REQUIREMENT ▸ Please copy the material below line for line, without changing anything, and leave out the pictures.

DATASET ▸
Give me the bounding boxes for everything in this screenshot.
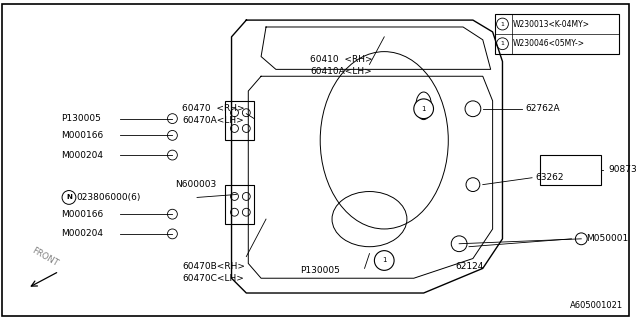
- Text: M000166: M000166: [61, 210, 103, 219]
- Circle shape: [497, 18, 508, 30]
- Circle shape: [168, 114, 177, 124]
- Circle shape: [497, 38, 508, 50]
- Text: M000166: M000166: [61, 131, 103, 140]
- Circle shape: [575, 233, 588, 245]
- Text: A605001021: A605001021: [570, 301, 623, 310]
- Circle shape: [465, 101, 481, 117]
- Text: 62124: 62124: [455, 262, 484, 271]
- Text: M050001: M050001: [586, 234, 628, 243]
- Bar: [540, 155, 601, 185]
- Text: 1: 1: [500, 41, 504, 46]
- Circle shape: [230, 208, 239, 216]
- Circle shape: [168, 150, 177, 160]
- Circle shape: [230, 124, 239, 132]
- Circle shape: [230, 193, 239, 200]
- Circle shape: [466, 178, 480, 192]
- Circle shape: [374, 251, 394, 270]
- Text: 023806000(6): 023806000(6): [77, 193, 141, 202]
- Text: 60470B<RH>: 60470B<RH>: [182, 262, 245, 271]
- Text: 60470  <RH>: 60470 <RH>: [182, 104, 245, 113]
- Text: 60410  <RH>: 60410 <RH>: [310, 55, 373, 64]
- Circle shape: [230, 109, 239, 117]
- Text: 60470A<LH>: 60470A<LH>: [182, 116, 244, 125]
- Circle shape: [168, 229, 177, 239]
- Text: 60410A<LH>: 60410A<LH>: [310, 67, 372, 76]
- Text: P130005: P130005: [301, 266, 340, 275]
- Ellipse shape: [416, 92, 431, 120]
- Circle shape: [243, 193, 250, 200]
- Circle shape: [243, 208, 250, 216]
- Text: P130005: P130005: [61, 114, 101, 123]
- Circle shape: [243, 124, 250, 132]
- Circle shape: [414, 99, 433, 119]
- Circle shape: [243, 109, 250, 117]
- Circle shape: [62, 190, 76, 204]
- Text: N600003: N600003: [175, 180, 216, 189]
- Text: 1: 1: [421, 106, 426, 112]
- Text: 1: 1: [500, 21, 504, 27]
- Text: 62762A: 62762A: [525, 104, 560, 113]
- Bar: [225, 185, 254, 224]
- Text: M000204: M000204: [61, 229, 103, 238]
- Circle shape: [168, 131, 177, 140]
- Text: FRONT: FRONT: [31, 246, 60, 268]
- Text: 60470C<LH>: 60470C<LH>: [182, 274, 244, 283]
- Bar: [495, 14, 619, 53]
- Circle shape: [168, 209, 177, 219]
- Bar: [225, 101, 254, 140]
- Circle shape: [451, 236, 467, 252]
- Text: M000204: M000204: [61, 151, 103, 160]
- Text: N: N: [66, 195, 72, 200]
- Text: W230013<K-04MY>: W230013<K-04MY>: [513, 20, 589, 28]
- Text: 1: 1: [382, 258, 387, 263]
- Text: 90873: 90873: [608, 165, 637, 174]
- Text: 63262: 63262: [535, 173, 563, 182]
- Text: W230046<05MY->: W230046<05MY->: [513, 39, 584, 48]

RESULT OF THIS TASK ▸
Give me the bounding boxes for everything in this screenshot.
- Text: M000166: M000166: [61, 210, 103, 219]
- Circle shape: [497, 18, 508, 30]
- Circle shape: [168, 114, 177, 124]
- Circle shape: [497, 38, 508, 50]
- Text: M000166: M000166: [61, 131, 103, 140]
- Circle shape: [575, 233, 588, 245]
- Text: A605001021: A605001021: [570, 301, 623, 310]
- Circle shape: [465, 101, 481, 117]
- Text: 62124: 62124: [455, 262, 484, 271]
- Text: M050001: M050001: [586, 234, 628, 243]
- Bar: [540, 155, 601, 185]
- Text: 1: 1: [500, 41, 504, 46]
- Circle shape: [230, 208, 239, 216]
- Circle shape: [168, 150, 177, 160]
- Circle shape: [230, 124, 239, 132]
- Circle shape: [230, 193, 239, 200]
- Circle shape: [466, 178, 480, 192]
- Circle shape: [374, 251, 394, 270]
- Text: 023806000(6): 023806000(6): [77, 193, 141, 202]
- Text: 60470B<RH>: 60470B<RH>: [182, 262, 245, 271]
- Text: 60470  <RH>: 60470 <RH>: [182, 104, 245, 113]
- Text: 60410  <RH>: 60410 <RH>: [310, 55, 373, 64]
- Circle shape: [230, 109, 239, 117]
- Text: 60470A<LH>: 60470A<LH>: [182, 116, 244, 125]
- Circle shape: [168, 229, 177, 239]
- Text: 60410A<LH>: 60410A<LH>: [310, 67, 372, 76]
- Text: P130005: P130005: [301, 266, 340, 275]
- Ellipse shape: [416, 92, 431, 120]
- Circle shape: [243, 193, 250, 200]
- Circle shape: [243, 208, 250, 216]
- Text: P130005: P130005: [61, 114, 101, 123]
- Circle shape: [243, 124, 250, 132]
- Circle shape: [414, 99, 433, 119]
- Circle shape: [243, 109, 250, 117]
- Circle shape: [62, 190, 76, 204]
- Text: N600003: N600003: [175, 180, 216, 189]
- Text: 1: 1: [421, 106, 426, 112]
- Text: 1: 1: [500, 21, 504, 27]
- Text: 62762A: 62762A: [525, 104, 560, 113]
- Bar: [225, 185, 254, 224]
- Text: M000204: M000204: [61, 229, 103, 238]
- Circle shape: [168, 131, 177, 140]
- Text: FRONT: FRONT: [31, 246, 60, 268]
- Text: 60470C<LH>: 60470C<LH>: [182, 274, 244, 283]
- Bar: [495, 14, 619, 53]
- Circle shape: [168, 209, 177, 219]
- Bar: [225, 101, 254, 140]
- Circle shape: [451, 236, 467, 252]
- Text: M000204: M000204: [61, 151, 103, 160]
- Text: N: N: [66, 195, 72, 200]
- Text: W230013<K-04MY>: W230013<K-04MY>: [513, 20, 589, 28]
- Text: 1: 1: [382, 258, 387, 263]
- Text: 90873: 90873: [608, 165, 637, 174]
- Text: 63262: 63262: [535, 173, 563, 182]
- Text: W230046<05MY->: W230046<05MY->: [513, 39, 584, 48]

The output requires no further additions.